# Excerpt start
NASA SPACECRAFT REVEAL MYSTERIES OF JUPITER AND SATURN RINGS

PASADENA, Calif. -- In a celestial forensic exercise, scientists 
analyzing data from NASA's Cassini, Galileo and New Horizons missions 
have traced telltale ripples in Saturn and Jupiter's rings to 
specific collisions with cometary fragments that occurred decades, 
not millions of years, ago. 

Jupiter's ripple-producing culprit was comet Shoemaker-Levy 9. The 
comet's debris cloud hurtled through the thin Jupiter ring system on 
a collision course into the planet in July 1994. Scientists attribute 
Saturn's ripples to a similar object - likely another cloud of comet 
debris - plunging through the inner rings in 1983. The findings are 
detailed in two papers published Thursday in the journal Science. 

"We're finding evidence that a planet's rings can be affected by 
specific, traceable events that happened in the last 30 years, rather 
than a hundred million years ago," said Matthew Hedman, a Cassini 
imaging team associate, lead author on one of the papers, and a 
research associate at Cornell University in Ithaca, N.Y. "The solar 
system is a much more dynamic place than we gave it credit for." 

Scientists learned about the patchy patterns in Jupiter's rings in the 
late 1990s from Galileo's visit to Jupiter. Unfortunately, the images 
from that mission were fuzzy, and scientists didn't understand why 
such patterns would occur. Not until Cassini entered orbit around 
Saturn in 2004 and started sending back thousands of images did 
scientists have a better picture of the activity. A 2007 science 
paper by Hedman and colleagues first noted corrugations in Saturn's 
innermost ring, dubbed the D ring. 

A group including Hedman and Mark Showalter, a Cassini co-investigator 
based at the SETI Institute in Mountain View, Calif., saw that the 
grooves in the D ring appeared to wind together more tightly over 
time. Playing the process backward, Hedman demonstrated the pattern 
originated when something tilted the D ring off its axis by about 300 
feet (100 meters) in late 1983. The scientists found Saturn's gravity 
on the tilted area warped the ring into a tightening spiral.
# Excerpt end
» **Written exercise A**
According to the article on Jupiter's and Saturn's rings, which comet caused the ripples in Jupiter's rings?
» **Written exercise B**
Print the ring article word for word, beginning at the words that have "NASA SPACECRAFT REVEAL" and stopping after "the journal Science.".
# Extracted data start
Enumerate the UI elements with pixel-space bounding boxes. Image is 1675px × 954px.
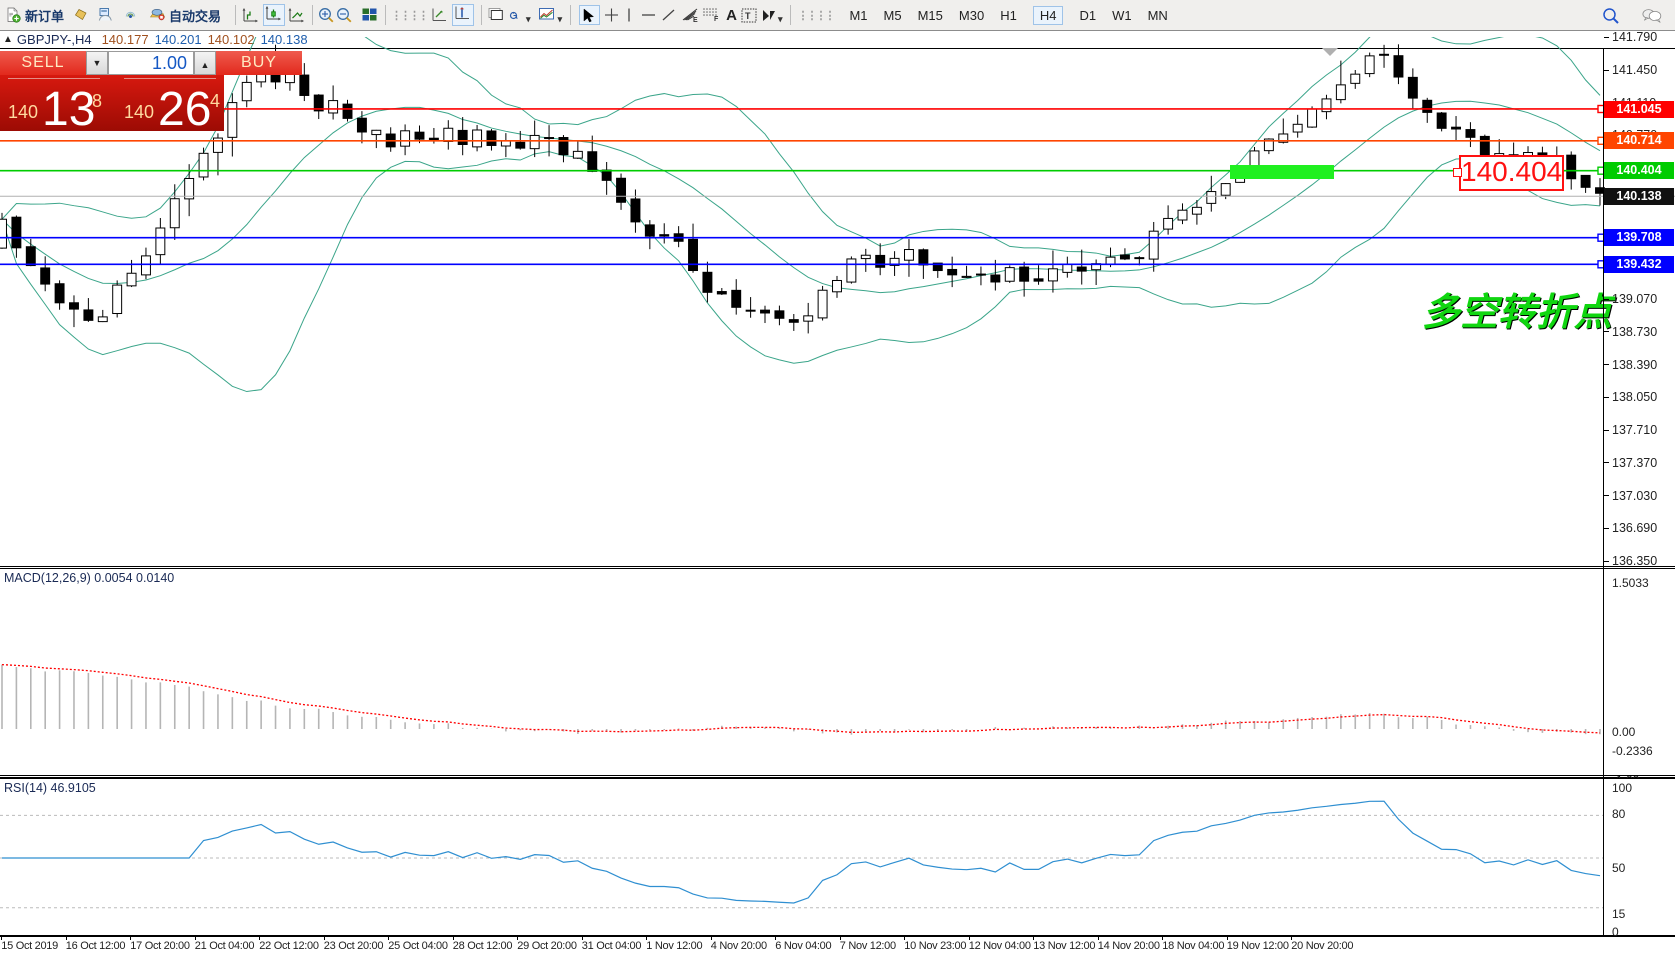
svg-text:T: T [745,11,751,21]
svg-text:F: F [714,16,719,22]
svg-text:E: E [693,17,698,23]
# Extracted data end
# Extracted data start
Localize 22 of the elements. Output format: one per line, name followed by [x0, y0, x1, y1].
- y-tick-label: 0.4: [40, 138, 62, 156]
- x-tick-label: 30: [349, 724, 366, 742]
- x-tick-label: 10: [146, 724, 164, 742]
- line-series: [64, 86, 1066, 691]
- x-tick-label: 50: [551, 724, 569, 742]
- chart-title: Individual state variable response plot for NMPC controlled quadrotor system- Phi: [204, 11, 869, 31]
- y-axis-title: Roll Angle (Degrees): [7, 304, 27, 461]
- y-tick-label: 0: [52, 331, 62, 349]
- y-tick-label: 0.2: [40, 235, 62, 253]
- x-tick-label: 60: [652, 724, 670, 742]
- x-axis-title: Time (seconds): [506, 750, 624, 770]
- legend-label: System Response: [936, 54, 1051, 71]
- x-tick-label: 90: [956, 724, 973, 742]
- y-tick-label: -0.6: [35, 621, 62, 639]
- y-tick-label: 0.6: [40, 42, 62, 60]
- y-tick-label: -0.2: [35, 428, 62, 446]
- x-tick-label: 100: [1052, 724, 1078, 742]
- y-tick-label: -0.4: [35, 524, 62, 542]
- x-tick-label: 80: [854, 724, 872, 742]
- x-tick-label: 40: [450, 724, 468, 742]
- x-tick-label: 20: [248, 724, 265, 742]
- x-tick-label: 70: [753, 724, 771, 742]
# Extracted data end
# Extracted data start
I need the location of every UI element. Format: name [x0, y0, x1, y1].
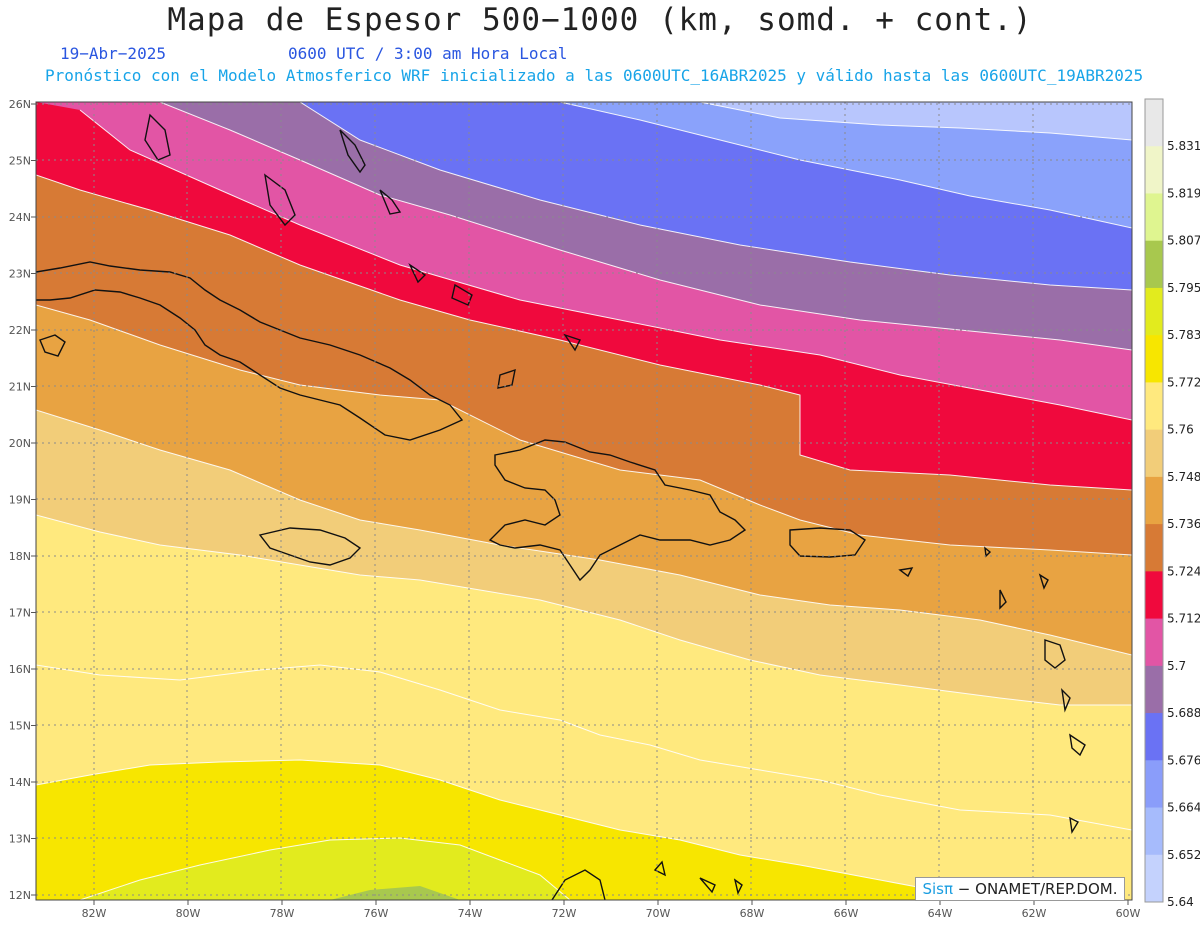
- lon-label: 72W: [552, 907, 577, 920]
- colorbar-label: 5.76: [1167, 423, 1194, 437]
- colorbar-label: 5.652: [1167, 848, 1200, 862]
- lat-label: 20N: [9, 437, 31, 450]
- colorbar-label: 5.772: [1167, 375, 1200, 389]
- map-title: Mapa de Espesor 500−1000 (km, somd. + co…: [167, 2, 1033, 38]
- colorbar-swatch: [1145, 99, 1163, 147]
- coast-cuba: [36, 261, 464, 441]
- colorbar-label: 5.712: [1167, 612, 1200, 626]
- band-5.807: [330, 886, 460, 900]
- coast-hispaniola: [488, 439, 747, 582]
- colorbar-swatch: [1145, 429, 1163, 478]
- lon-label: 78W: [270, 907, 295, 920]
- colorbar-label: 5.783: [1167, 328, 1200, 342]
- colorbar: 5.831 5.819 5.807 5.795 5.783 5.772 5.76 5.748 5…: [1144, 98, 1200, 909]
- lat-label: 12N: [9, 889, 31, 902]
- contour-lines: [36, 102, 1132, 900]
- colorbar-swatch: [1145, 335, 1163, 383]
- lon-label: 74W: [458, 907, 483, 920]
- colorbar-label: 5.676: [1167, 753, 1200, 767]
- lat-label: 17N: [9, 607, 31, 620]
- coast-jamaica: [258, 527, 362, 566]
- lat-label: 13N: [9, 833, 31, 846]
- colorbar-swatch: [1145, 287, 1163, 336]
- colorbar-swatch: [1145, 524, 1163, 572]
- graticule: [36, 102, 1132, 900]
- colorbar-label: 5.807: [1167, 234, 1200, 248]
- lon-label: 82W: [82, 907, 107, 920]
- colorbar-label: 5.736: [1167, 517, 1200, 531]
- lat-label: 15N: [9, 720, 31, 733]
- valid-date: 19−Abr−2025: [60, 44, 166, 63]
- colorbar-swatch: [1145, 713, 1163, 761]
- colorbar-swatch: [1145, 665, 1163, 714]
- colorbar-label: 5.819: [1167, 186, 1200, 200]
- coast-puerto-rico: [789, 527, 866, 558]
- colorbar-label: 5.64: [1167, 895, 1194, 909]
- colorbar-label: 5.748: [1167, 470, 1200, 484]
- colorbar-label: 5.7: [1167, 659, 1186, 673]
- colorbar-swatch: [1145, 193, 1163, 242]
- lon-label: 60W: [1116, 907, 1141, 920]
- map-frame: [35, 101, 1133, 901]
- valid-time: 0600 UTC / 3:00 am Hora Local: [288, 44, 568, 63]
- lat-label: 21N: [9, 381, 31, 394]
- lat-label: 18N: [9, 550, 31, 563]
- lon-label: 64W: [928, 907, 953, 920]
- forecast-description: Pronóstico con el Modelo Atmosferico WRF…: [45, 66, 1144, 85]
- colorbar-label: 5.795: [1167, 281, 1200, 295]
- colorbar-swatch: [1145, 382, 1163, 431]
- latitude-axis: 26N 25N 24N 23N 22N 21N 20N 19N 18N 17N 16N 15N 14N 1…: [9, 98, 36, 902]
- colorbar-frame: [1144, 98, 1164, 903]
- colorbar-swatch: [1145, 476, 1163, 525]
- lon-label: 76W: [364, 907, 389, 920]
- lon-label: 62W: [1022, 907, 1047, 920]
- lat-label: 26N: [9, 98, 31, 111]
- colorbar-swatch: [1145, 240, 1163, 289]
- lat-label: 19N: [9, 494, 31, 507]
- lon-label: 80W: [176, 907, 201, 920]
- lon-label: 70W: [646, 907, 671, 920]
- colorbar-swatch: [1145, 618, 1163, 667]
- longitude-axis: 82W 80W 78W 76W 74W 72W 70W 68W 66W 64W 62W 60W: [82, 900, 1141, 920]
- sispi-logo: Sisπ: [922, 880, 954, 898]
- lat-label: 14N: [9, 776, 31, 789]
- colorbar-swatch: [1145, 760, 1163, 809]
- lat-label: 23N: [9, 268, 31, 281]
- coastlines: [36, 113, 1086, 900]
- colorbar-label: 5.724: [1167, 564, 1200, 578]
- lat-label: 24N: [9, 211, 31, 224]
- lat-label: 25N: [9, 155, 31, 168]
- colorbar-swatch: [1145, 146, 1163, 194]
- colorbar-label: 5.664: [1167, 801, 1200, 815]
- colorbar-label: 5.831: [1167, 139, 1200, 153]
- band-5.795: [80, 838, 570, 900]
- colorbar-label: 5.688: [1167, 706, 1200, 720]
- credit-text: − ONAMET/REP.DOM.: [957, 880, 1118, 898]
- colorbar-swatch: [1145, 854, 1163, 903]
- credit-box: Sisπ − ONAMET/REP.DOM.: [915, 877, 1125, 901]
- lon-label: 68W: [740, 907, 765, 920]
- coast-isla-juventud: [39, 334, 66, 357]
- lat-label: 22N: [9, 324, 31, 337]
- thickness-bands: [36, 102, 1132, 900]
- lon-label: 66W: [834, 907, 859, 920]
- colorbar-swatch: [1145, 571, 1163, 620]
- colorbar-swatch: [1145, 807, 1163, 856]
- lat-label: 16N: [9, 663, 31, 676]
# Extracted data end
» **Complete output A**
Comet Shoemaker-Levy 9.

» **Complete output B**
NASA SPACECRAFT REVEAL MYSTERIES OF JUPITER AND SATURN RINGS

PASADENA, Calif. -- In a celestial forensic exercise, scientists 
analyzing data from NASA's Cassini, Galileo and New Horizons missions 
have traced telltale ripples in Saturn and Jupiter's rings to 
specific collisions with cometary fragments that occurred decades, 
not millions of years, ago. 

Jupiter's ripple-producing culprit was comet Shoemaker-Levy 9. The 
comet's debris cloud hurtled through the thin Jupiter ring system on 
a collision course into the planet in July 1994. Scientists attribute 
Saturn's ripples to a similar object - likely another cloud of comet 
debris - plunging through the inner rings in 1983. The findings are 
detailed in two papers published Thursday in the journal Science.